## WRITTEN EXERCISE
Reproduce the records below exactly, leaving out any pictures.

Stored items:
<<<<

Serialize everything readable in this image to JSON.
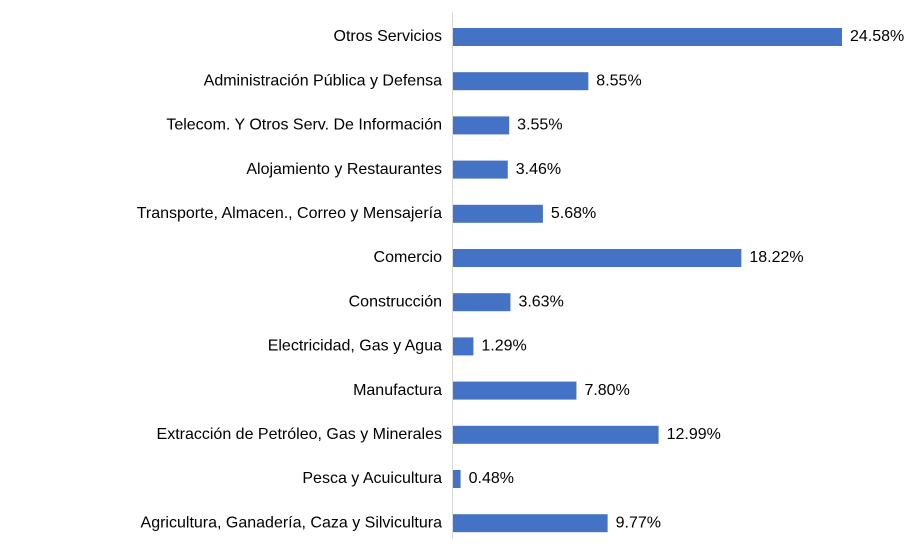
{
  "chart_data": {
    "type": "barh",
    "categories": [
      "Otros Servicios",
      "Administración Pública y Defensa",
      "Telecom. Y Otros Serv. De Información",
      "Alojamiento y Restaurantes",
      "Transporte, Almacen., Correo y Mensajería",
      "Comercio",
      "Construcción",
      "Electricidad, Gas y Agua",
      "Manufactura",
      "Extracción de Petróleo, Gas y Minerales",
      "Pesca y Acuicultura",
      "Agricultura, Ganadería, Caza y Silvicultura"
    ],
    "values": [
      24.58,
      8.55,
      3.55,
      3.46,
      5.68,
      18.22,
      3.63,
      1.29,
      7.8,
      12.99,
      0.48,
      9.77
    ],
    "value_labels": [
      "24.58%",
      "8.55%",
      "3.55%",
      "3.46%",
      "5.68%",
      "18.22%",
      "3.63%",
      "1.29%",
      "7.80%",
      "12.99%",
      "0.48%",
      "9.77%"
    ],
    "color": "#4472c4"
  }
}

>>>>

## CORRECT OUTPUT
Serialize everything readable in this image to JSON.
{
  "chart_data": {
    "type": "barh",
    "categories": [
      "Otros Servicios",
      "Administración Pública y Defensa",
      "Telecom. Y Otros Serv. De Información",
      "Alojamiento y Restaurantes",
      "Transporte, Almacen., Correo y Mensajería",
      "Comercio",
      "Construcción",
      "Electricidad, Gas y Agua",
      "Manufactura",
      "Extracción de Petróleo, Gas y Minerales",
      "Pesca y Acuicultura",
      "Agricultura, Ganadería, Caza y Silvicultura"
    ],
    "values": [
      24.58,
      8.55,
      3.55,
      3.46,
      5.68,
      18.22,
      3.63,
      1.29,
      7.8,
      12.99,
      0.48,
      9.77
    ],
    "value_labels": [
      "24.58%",
      "8.55%",
      "3.55%",
      "3.46%",
      "5.68%",
      "18.22%",
      "3.63%",
      "1.29%",
      "7.80%",
      "12.99%",
      "0.48%",
      "9.77%"
    ],
    "color": "#4472c4"
  }
}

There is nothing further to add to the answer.